Stored data
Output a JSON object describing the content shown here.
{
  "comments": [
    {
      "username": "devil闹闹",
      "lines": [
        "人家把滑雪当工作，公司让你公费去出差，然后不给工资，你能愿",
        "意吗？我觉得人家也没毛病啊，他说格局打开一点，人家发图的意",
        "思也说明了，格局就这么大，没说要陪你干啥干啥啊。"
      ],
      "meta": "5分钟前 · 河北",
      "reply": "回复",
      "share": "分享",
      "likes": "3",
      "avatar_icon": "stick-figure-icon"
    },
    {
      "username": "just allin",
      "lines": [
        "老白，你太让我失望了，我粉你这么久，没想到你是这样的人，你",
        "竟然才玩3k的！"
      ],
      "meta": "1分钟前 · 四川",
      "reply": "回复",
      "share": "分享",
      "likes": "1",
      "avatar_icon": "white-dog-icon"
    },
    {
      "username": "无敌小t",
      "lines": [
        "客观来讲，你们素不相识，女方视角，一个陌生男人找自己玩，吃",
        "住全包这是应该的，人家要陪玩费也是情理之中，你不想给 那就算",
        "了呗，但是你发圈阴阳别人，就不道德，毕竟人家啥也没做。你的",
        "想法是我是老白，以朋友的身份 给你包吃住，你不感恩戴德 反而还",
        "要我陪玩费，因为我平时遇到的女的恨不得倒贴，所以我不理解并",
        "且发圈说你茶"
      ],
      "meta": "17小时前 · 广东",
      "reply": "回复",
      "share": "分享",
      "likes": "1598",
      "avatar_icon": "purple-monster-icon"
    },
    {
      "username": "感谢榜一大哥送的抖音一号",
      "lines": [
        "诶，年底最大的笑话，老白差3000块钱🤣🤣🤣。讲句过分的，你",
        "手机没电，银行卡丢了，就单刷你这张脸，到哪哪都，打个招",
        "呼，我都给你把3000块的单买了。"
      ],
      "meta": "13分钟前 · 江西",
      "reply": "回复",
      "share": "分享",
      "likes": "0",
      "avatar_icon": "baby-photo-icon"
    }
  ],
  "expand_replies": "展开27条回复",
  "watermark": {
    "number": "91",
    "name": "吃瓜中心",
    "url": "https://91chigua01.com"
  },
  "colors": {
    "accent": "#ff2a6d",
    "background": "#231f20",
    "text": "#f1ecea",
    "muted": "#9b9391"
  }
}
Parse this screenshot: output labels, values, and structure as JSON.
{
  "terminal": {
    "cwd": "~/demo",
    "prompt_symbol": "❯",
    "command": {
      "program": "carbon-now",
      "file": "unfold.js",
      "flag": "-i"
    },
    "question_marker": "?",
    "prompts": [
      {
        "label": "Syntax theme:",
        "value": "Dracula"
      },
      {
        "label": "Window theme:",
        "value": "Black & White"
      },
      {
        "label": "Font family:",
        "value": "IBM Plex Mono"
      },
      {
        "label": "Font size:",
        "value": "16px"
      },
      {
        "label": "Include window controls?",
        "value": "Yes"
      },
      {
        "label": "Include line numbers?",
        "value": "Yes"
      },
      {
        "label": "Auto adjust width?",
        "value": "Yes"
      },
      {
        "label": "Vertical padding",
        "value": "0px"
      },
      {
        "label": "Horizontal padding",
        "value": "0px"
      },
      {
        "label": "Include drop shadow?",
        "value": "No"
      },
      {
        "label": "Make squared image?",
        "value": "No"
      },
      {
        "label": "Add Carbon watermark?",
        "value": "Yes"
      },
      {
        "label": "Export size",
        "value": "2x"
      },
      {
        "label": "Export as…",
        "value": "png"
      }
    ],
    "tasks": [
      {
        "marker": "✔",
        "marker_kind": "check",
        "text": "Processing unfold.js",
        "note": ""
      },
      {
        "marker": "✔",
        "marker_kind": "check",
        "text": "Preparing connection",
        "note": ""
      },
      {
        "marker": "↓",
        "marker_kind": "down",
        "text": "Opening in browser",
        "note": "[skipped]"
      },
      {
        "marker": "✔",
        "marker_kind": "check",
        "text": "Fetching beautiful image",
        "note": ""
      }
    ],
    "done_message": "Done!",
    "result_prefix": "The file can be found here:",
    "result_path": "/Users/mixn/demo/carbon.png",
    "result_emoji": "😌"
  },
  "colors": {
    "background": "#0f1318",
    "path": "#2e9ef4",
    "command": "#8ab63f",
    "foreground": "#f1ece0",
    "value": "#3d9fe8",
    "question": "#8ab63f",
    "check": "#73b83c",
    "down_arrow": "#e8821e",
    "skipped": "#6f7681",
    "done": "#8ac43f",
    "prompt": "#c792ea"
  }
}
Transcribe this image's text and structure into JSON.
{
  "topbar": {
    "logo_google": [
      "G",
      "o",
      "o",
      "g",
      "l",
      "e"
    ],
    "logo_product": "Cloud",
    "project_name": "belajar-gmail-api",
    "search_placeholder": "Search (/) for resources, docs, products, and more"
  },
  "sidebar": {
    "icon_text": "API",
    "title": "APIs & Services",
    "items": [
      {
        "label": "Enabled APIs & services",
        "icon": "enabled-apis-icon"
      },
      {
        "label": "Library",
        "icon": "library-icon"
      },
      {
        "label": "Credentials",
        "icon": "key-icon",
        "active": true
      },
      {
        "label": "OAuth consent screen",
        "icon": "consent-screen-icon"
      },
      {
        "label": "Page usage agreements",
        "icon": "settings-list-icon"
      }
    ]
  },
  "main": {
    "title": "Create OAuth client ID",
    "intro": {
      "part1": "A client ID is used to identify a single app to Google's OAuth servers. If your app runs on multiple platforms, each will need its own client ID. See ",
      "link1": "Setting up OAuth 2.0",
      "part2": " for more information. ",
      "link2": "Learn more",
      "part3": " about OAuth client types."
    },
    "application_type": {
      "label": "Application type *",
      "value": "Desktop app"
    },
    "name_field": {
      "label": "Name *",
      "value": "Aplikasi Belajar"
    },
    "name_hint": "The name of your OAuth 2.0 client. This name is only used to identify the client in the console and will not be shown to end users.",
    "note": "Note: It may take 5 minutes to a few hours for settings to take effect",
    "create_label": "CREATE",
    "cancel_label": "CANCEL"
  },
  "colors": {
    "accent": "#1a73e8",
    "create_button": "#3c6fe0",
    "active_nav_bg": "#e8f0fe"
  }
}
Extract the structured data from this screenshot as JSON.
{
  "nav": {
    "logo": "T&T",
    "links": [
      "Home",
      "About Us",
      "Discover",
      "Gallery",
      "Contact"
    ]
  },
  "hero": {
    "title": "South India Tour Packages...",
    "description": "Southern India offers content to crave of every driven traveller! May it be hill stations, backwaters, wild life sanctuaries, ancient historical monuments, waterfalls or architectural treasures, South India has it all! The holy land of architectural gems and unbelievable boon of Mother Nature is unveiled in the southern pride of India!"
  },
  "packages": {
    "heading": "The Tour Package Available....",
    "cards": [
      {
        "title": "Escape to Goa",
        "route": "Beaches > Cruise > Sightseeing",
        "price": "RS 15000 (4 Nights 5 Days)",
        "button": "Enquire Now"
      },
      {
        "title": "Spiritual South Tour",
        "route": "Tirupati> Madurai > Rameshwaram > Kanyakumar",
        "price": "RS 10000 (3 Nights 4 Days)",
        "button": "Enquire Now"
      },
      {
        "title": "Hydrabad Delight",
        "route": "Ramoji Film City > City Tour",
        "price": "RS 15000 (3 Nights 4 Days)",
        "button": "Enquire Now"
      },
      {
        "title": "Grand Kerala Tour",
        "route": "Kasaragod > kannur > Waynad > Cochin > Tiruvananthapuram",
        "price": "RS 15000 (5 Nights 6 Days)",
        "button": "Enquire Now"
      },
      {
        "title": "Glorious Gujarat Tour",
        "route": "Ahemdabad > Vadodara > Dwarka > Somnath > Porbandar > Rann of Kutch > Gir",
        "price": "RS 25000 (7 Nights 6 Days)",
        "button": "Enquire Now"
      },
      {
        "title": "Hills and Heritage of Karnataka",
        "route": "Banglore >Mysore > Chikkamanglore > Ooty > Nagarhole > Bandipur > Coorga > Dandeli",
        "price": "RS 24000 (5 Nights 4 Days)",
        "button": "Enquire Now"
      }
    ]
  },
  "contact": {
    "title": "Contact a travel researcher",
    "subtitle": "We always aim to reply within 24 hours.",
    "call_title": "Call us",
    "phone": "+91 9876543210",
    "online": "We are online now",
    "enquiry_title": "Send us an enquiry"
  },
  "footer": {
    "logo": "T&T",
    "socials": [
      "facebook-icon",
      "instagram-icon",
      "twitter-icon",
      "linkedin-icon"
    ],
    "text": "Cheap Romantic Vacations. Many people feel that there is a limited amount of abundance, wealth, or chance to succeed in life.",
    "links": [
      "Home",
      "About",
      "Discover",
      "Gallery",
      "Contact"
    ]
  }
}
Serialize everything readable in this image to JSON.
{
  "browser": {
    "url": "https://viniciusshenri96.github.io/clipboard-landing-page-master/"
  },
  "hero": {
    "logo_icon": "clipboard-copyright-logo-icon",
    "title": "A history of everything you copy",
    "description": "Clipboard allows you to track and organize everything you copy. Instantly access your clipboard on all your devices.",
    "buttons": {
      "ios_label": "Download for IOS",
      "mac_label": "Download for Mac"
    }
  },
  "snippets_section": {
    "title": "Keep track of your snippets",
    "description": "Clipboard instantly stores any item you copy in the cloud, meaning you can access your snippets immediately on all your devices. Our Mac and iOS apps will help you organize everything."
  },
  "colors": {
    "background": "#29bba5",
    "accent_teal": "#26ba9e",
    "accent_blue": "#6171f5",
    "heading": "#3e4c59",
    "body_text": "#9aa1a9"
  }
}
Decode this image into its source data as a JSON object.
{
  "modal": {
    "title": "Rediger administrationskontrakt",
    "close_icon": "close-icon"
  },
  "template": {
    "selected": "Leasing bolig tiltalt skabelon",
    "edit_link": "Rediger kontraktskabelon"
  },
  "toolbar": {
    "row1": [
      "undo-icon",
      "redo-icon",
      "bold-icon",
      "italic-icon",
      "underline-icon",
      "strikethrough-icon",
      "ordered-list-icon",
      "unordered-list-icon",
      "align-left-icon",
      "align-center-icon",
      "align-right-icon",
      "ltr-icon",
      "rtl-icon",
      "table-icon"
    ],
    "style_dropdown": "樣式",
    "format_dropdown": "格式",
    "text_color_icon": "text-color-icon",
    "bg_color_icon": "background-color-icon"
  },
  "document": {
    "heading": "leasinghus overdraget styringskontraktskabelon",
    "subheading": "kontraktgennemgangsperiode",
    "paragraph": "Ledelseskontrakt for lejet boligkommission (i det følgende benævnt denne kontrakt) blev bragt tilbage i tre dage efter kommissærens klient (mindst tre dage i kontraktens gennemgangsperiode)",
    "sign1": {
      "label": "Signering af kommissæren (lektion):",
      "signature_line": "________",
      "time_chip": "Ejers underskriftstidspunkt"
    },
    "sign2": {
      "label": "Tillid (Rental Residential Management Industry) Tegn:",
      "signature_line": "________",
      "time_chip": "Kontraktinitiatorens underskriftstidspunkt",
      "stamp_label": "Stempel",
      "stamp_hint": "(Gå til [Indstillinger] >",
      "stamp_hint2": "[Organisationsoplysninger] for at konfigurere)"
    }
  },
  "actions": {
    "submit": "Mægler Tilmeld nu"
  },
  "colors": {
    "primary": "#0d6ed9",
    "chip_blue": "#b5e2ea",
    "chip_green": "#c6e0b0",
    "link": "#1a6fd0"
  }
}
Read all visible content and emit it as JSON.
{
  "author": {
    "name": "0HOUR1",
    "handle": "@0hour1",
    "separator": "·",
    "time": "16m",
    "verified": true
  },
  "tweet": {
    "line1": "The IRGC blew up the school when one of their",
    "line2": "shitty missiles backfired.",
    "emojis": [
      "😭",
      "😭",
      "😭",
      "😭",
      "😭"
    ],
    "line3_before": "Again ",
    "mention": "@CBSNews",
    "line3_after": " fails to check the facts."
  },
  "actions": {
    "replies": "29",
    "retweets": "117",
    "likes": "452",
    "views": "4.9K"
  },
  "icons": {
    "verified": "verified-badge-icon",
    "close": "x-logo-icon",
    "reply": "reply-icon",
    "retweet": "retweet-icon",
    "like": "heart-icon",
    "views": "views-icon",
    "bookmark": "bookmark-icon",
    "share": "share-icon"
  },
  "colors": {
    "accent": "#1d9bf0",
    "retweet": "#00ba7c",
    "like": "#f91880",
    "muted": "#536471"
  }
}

* [Set exercise]
Find every line containing the word "list", then give the total and nothing more.

* [Solution below]
3